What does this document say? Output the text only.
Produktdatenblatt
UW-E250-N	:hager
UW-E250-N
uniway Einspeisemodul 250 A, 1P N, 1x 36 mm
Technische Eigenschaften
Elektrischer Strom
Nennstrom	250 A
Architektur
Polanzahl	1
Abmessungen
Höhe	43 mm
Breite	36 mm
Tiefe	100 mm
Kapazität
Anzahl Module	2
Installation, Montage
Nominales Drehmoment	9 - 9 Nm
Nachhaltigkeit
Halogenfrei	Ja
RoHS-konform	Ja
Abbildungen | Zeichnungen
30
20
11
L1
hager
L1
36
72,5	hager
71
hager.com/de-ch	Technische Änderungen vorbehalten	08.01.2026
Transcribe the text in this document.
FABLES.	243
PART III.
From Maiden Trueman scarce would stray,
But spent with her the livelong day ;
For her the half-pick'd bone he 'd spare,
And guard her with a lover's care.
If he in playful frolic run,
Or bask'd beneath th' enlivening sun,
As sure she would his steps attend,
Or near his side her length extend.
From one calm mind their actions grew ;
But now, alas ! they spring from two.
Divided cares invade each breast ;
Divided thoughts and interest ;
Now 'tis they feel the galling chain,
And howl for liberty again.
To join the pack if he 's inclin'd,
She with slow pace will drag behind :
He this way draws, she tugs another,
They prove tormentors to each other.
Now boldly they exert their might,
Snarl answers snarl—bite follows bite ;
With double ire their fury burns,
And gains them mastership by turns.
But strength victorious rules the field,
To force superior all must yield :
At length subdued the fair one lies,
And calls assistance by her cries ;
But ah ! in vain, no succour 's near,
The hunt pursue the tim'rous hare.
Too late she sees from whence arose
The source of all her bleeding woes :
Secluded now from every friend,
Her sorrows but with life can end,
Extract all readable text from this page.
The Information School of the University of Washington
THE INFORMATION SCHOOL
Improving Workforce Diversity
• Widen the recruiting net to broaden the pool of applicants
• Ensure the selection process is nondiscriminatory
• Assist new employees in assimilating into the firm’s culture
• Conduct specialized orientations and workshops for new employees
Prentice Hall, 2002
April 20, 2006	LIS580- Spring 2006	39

-=-=-

--- Exercise task ---
Pick out, from the lines above, every one that contains the string "employees".

--- Written response ---
• Assist new employees in assimilating into the firm’s culture
• Conduct specialized orientations and workshops for new employees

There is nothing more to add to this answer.